• **To do**
Copy the data below exactly, line for line, without changing anything.
═════ Materials provided
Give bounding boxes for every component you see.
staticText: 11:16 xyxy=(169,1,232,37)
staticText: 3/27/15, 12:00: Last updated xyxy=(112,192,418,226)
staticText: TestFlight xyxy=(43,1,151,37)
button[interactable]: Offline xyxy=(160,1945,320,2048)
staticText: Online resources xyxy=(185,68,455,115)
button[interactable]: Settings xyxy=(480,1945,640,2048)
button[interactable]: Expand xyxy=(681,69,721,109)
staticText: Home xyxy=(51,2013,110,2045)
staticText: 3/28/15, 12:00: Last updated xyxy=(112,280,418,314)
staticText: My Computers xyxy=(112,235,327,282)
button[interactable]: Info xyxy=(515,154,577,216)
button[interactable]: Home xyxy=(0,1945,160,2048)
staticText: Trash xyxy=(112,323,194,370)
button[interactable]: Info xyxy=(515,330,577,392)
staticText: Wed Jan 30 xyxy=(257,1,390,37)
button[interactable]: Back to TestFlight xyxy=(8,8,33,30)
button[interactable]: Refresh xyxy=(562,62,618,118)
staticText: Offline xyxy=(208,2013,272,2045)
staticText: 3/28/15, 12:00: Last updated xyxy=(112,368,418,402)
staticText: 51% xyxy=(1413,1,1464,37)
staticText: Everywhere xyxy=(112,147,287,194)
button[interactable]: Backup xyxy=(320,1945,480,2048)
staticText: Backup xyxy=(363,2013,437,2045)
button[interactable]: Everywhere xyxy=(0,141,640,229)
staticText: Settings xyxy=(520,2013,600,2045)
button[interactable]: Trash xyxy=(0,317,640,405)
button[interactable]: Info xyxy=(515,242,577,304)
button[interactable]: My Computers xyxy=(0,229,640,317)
══════════
• **Reply**
Give bounding boxes for every component you see.
staticText: 11:16 xyxy=(169,1,232,37)
staticText: 3/27/15, 12:00: Last updated xyxy=(112,192,418,226)
staticText: TestFlight xyxy=(43,1,151,37)
button[interactable]: Offline xyxy=(160,1945,320,2048)
staticText: Online resources xyxy=(185,68,455,115)
button[interactable]: Settings xyxy=(480,1945,640,2048)
button[interactable]: Expand xyxy=(681,69,721,109)
staticText: Home xyxy=(51,2013,110,2045)
staticText: 3/28/15, 12:00: Last updated xyxy=(112,280,418,314)
staticText: My Computers xyxy=(112,235,327,282)
button[interactable]: Info xyxy=(515,154,577,216)
button[interactable]: Home xyxy=(0,1945,160,2048)
staticText: Trash xyxy=(112,323,194,370)
button[interactable]: Info xyxy=(515,330,577,392)
staticText: Wed Jan 30 xyxy=(257,1,390,37)
button[interactable]: Back to TestFlight xyxy=(8,8,33,30)
button[interactable]: Refresh xyxy=(562,62,618,118)
staticText: Offline xyxy=(208,2013,272,2045)
staticText: 3/28/15, 12:00: Last updated xyxy=(112,368,418,402)
staticText: 51% xyxy=(1413,1,1464,37)
staticText: Everywhere xyxy=(112,147,287,194)
button[interactable]: Backup xyxy=(320,1945,480,2048)
staticText: Backup xyxy=(363,2013,437,2045)
button[interactable]: Everywhere xyxy=(0,141,640,229)
staticText: Settings xyxy=(520,2013,600,2045)
button[interactable]: Trash xyxy=(0,317,640,405)
button[interactable]: Info xyxy=(515,242,577,304)
button[interactable]: My Computers xyxy=(0,229,640,317)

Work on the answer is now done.